[RECORDS FOR PROCESSING]
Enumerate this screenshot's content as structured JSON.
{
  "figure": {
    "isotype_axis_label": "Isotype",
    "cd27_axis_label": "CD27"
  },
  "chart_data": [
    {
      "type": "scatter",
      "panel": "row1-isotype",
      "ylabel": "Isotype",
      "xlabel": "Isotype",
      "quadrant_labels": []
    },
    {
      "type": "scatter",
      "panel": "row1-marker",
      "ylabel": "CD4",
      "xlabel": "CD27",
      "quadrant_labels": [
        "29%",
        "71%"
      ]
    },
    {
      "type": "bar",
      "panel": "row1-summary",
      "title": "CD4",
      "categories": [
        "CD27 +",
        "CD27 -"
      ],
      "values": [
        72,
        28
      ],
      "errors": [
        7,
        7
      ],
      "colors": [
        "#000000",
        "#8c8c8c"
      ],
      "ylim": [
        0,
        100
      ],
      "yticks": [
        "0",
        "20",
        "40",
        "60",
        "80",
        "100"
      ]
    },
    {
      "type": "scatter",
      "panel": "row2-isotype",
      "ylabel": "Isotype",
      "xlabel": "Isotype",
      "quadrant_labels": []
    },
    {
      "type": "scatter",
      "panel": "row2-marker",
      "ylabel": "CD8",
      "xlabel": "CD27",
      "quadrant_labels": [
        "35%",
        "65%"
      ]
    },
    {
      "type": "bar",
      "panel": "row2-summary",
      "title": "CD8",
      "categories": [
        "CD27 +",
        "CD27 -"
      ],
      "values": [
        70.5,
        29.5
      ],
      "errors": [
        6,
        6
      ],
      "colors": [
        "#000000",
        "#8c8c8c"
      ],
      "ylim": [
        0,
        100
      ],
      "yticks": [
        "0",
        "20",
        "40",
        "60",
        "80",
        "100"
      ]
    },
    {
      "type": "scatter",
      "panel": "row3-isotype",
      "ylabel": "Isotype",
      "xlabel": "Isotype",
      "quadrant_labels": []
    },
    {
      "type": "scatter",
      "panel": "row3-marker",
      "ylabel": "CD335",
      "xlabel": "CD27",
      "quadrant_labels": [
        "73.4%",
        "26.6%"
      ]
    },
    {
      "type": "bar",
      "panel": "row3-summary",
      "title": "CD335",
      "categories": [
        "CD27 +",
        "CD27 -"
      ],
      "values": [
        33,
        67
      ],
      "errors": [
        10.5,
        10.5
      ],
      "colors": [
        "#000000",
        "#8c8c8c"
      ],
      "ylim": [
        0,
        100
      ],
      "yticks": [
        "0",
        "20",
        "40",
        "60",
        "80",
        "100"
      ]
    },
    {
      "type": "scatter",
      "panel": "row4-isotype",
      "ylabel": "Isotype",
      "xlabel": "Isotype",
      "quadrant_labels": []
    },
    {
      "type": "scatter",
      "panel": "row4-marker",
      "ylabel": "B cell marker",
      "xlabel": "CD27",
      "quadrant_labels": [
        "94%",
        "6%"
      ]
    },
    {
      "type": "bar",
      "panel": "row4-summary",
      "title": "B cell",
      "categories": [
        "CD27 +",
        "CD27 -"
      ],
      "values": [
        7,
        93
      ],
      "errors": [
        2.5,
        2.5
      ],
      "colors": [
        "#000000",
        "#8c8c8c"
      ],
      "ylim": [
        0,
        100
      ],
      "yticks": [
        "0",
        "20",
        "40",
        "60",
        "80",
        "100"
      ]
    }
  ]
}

[GIVEN REQUEST]
Return all lines containing the word "panel".

[FULL ANSWER]
      "panel": "row1-isotype",
      "panel": "row1-marker",
      "panel": "row1-summary",
      "panel": "row2-isotype",
      "panel": "row2-marker",
      "panel": "row2-summary",
      "panel": "row3-isotype",
      "panel": "row3-marker",
      "panel": "row3-summary",
      "panel": "row4-isotype",
      "panel": "row4-marker",
      "panel": "row4-summary",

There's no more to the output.